- Stated exercise
Repeat every entry word for word, skipping the pictures.
═══ Materials provided
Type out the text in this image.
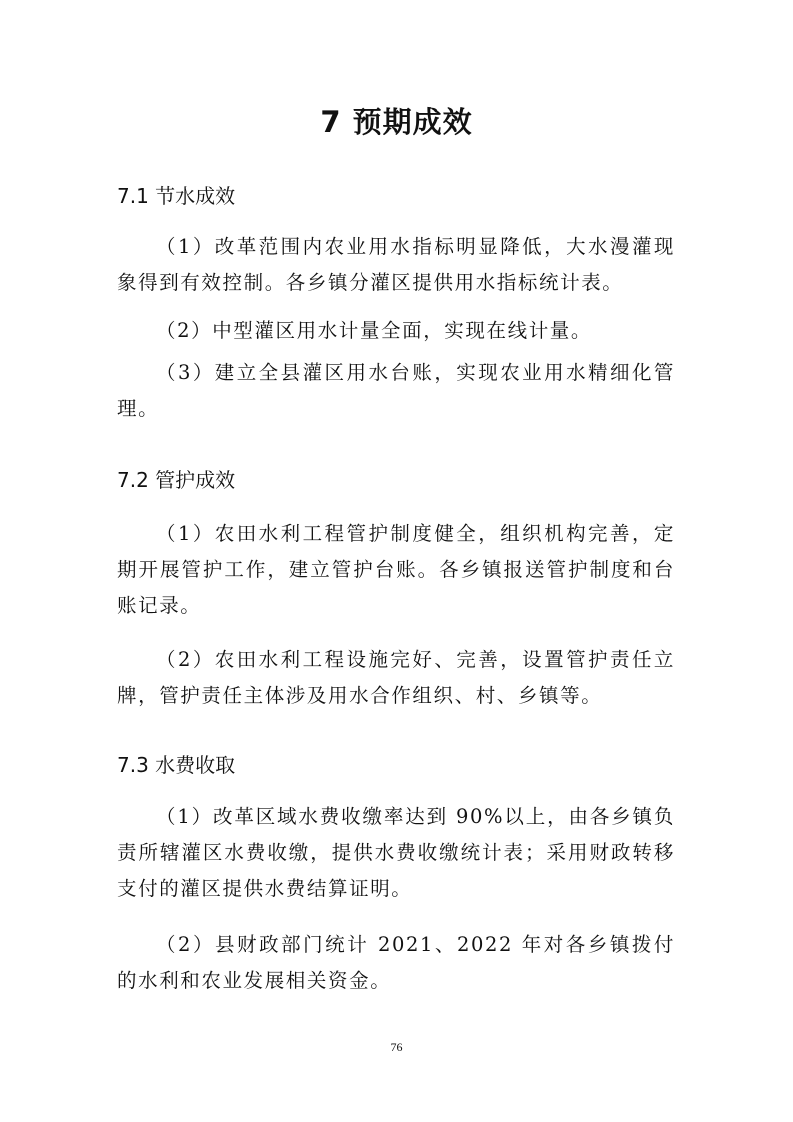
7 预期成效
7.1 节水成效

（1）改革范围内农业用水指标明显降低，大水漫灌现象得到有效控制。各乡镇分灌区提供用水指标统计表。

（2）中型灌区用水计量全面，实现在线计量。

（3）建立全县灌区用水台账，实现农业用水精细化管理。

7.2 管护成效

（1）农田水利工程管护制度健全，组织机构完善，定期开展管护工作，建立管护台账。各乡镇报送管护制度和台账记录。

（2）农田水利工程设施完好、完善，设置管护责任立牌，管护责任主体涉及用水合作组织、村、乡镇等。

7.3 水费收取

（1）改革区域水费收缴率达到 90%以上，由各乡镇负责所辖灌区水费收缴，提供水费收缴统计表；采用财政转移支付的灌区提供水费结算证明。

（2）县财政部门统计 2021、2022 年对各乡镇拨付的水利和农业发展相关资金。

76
══════
- Worked solution
Type out the text in this image.
7 预期成效
7.1 节水成效

（1）改革范围内农业用水指标明显降低，大水漫灌现象得到有效控制。各乡镇分灌区提供用水指标统计表。

（2）中型灌区用水计量全面，实现在线计量。

（3）建立全县灌区用水台账，实现农业用水精细化管理。

7.2 管护成效

（1）农田水利工程管护制度健全，组织机构完善，定期开展管护工作，建立管护台账。各乡镇报送管护制度和台账记录。

（2）农田水利工程设施完好、完善，设置管护责任立牌，管护责任主体涉及用水合作组织、村、乡镇等。

7.3 水费收取

（1）改革区域水费收缴率达到 90%以上，由各乡镇负责所辖灌区水费收缴，提供水费收缴统计表；采用财政转移支付的灌区提供水费结算证明。

（2）县财政部门统计 2021、2022 年对各乡镇拨付的水利和农业发展相关资金。

76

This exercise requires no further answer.